AIM:
What is needed is an exact copy of the entries below, from the line that contains "What does this" through the final line, both included, and nothing else.

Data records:
** Begin **

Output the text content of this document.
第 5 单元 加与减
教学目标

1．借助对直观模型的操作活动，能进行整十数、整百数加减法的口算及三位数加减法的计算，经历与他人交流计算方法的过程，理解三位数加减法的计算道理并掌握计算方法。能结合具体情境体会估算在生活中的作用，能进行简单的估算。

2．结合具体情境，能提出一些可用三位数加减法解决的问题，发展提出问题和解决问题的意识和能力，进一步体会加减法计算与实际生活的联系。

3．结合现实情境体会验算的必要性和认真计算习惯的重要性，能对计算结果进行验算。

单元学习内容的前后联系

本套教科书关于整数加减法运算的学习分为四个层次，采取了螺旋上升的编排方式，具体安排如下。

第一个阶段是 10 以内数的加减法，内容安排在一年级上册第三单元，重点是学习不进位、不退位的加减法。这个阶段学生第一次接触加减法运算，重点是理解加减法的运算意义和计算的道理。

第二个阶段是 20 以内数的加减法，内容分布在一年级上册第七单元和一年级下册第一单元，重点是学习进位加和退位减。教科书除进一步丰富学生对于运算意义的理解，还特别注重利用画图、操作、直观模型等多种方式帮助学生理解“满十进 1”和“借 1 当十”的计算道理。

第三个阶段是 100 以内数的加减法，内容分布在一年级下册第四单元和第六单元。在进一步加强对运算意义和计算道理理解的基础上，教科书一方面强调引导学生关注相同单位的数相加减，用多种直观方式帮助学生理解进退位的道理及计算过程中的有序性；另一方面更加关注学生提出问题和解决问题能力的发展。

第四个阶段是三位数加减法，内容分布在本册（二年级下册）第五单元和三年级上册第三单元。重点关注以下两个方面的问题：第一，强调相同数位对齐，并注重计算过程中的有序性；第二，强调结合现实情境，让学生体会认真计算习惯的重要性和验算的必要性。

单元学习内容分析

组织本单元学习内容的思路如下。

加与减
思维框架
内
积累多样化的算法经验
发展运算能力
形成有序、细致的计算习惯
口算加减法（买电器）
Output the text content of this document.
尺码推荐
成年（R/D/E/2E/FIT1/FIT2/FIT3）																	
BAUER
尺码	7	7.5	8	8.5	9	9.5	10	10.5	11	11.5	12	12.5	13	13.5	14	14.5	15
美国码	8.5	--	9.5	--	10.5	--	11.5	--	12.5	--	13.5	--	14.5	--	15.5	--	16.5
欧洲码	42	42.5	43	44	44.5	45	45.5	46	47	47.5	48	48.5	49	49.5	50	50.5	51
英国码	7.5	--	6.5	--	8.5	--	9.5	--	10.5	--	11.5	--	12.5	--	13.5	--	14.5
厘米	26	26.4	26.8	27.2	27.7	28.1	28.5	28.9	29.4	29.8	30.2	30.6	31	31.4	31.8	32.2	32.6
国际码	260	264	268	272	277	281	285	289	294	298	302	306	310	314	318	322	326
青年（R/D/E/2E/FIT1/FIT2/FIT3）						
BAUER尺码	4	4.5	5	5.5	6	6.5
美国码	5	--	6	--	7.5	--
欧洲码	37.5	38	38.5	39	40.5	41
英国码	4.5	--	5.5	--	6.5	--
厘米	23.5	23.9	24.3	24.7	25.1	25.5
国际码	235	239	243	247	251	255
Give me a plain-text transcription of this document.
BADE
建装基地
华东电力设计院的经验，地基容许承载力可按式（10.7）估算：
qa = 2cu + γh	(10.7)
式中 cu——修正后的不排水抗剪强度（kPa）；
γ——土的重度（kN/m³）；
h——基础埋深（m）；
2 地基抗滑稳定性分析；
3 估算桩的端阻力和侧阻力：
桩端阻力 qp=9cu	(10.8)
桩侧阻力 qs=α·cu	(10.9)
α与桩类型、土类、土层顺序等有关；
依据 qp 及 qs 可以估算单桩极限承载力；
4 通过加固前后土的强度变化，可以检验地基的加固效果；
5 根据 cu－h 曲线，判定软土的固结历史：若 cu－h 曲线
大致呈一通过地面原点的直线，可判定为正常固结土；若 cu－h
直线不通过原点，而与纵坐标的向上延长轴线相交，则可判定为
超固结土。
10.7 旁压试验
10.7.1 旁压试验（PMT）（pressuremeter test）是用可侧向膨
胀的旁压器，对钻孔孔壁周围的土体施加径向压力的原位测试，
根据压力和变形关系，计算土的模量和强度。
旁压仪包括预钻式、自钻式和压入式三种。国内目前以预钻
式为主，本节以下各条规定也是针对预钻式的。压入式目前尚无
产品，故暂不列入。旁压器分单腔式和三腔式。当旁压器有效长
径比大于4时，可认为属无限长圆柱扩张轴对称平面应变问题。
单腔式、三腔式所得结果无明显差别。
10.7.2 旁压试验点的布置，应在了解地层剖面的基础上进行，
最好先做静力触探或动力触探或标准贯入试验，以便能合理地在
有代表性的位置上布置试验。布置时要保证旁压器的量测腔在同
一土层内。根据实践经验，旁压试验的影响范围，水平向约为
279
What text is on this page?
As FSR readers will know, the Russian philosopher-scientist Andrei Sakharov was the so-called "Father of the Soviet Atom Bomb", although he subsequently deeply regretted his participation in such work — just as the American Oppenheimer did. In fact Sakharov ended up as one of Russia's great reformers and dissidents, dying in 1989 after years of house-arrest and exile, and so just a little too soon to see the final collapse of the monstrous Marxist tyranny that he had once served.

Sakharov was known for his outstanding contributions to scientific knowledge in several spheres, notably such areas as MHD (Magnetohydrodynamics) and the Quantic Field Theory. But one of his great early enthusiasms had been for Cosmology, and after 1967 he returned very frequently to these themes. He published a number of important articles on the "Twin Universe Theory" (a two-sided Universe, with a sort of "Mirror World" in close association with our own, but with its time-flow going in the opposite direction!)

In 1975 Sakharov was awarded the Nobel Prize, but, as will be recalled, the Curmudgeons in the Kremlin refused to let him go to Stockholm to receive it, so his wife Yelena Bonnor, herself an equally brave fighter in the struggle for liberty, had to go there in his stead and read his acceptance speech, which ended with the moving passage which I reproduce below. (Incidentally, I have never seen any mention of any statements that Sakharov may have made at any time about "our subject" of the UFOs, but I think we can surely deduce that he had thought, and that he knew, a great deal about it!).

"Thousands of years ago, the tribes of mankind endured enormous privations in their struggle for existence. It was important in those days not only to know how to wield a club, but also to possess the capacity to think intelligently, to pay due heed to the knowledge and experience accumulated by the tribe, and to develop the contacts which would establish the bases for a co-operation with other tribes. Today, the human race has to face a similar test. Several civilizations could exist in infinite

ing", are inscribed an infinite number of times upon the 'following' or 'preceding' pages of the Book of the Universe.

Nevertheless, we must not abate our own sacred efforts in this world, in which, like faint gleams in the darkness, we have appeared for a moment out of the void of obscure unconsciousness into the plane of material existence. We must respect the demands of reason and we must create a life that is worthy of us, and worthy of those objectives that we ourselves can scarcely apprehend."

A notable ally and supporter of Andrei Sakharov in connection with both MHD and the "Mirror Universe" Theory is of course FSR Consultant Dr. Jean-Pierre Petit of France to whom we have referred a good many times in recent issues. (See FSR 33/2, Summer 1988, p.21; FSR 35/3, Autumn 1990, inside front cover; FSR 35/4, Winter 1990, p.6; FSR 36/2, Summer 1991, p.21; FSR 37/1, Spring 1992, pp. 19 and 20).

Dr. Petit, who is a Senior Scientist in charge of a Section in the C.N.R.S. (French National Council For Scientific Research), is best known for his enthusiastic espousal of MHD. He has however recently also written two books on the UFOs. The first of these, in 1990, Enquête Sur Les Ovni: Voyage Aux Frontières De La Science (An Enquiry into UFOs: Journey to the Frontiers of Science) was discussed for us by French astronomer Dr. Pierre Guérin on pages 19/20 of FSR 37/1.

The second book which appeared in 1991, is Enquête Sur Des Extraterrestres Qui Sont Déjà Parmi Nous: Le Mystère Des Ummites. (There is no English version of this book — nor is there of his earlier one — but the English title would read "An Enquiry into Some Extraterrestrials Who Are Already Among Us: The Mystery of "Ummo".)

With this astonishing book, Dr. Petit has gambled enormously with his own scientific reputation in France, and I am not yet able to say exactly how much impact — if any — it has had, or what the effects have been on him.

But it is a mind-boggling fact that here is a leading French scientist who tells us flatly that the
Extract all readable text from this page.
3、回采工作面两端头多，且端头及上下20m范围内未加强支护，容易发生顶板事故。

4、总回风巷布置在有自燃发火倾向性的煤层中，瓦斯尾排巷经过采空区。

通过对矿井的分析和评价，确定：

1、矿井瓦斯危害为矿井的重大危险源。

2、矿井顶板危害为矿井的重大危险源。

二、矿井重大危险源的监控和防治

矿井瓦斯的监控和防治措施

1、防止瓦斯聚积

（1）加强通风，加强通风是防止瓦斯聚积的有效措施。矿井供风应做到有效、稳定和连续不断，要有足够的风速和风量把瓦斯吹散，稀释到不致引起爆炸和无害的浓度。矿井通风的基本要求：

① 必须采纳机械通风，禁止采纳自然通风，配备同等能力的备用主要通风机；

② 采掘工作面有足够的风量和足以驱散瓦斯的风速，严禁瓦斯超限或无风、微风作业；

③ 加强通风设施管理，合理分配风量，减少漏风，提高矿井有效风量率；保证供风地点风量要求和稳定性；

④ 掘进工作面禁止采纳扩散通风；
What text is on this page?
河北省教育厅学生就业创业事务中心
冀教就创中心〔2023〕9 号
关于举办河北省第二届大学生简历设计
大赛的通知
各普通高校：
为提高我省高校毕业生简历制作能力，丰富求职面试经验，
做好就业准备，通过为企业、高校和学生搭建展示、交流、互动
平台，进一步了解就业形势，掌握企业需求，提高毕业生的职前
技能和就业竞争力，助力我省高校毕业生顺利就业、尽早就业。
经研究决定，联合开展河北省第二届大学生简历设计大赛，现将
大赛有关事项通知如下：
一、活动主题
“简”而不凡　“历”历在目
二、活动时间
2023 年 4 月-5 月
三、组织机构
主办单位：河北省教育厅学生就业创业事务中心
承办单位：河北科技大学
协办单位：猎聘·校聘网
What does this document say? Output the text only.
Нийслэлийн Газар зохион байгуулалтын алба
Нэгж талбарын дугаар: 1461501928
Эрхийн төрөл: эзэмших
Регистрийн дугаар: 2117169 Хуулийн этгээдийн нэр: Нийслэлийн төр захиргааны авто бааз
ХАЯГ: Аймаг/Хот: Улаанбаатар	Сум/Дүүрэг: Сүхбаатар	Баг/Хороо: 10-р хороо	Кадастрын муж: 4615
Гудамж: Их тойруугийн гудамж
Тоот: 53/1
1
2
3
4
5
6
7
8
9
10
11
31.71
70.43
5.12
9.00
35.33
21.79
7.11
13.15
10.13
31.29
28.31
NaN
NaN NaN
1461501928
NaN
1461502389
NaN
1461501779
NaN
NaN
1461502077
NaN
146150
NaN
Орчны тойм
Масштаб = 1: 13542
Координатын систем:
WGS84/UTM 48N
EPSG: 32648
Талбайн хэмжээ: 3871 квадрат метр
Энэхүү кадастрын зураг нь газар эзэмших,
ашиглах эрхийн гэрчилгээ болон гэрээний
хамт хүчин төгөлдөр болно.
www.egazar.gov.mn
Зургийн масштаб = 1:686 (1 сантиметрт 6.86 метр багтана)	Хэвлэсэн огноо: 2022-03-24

** End **

RESULT:
What does this document say? Output the text only.
Нийслэлийн Газар зохион байгуулалтын алба
Нэгж талбарын дугаар: 1461501928
Эрхийн төрөл: эзэмших
Регистрийн дугаар: 2117169 Хуулийн этгээдийн нэр: Нийслэлийн төр захиргааны авто бааз
ХАЯГ: Аймаг/Хот: Улаанбаатар	Сум/Дүүрэг: Сүхбаатар	Баг/Хороо: 10-р хороо	Кадастрын муж: 4615
Гудамж: Их тойруугийн гудамж
Тоот: 53/1
1
2
3
4
5
6
7
8
9
10
11
31.71
70.43
5.12
9.00
35.33
21.79
7.11
13.15
10.13
31.29
28.31
NaN
NaN NaN
1461501928
NaN
1461502389
NaN
1461501779
NaN
NaN
1461502077
NaN
146150
NaN
Орчны тойм
Масштаб = 1: 13542
Координатын систем:
WGS84/UTM 48N
EPSG: 32648
Талбайн хэмжээ: 3871 квадрат метр
Энэхүү кадастрын зураг нь газар эзэмших,
ашиглах эрхийн гэрчилгээ болон гэрээний
хамт хүчин төгөлдөр болно.
www.egazar.gov.mn
Зургийн масштаб = 1:686 (1 сантиметрт 6.86 метр багтана)	Хэвлэсэн огноо: 2022-03-24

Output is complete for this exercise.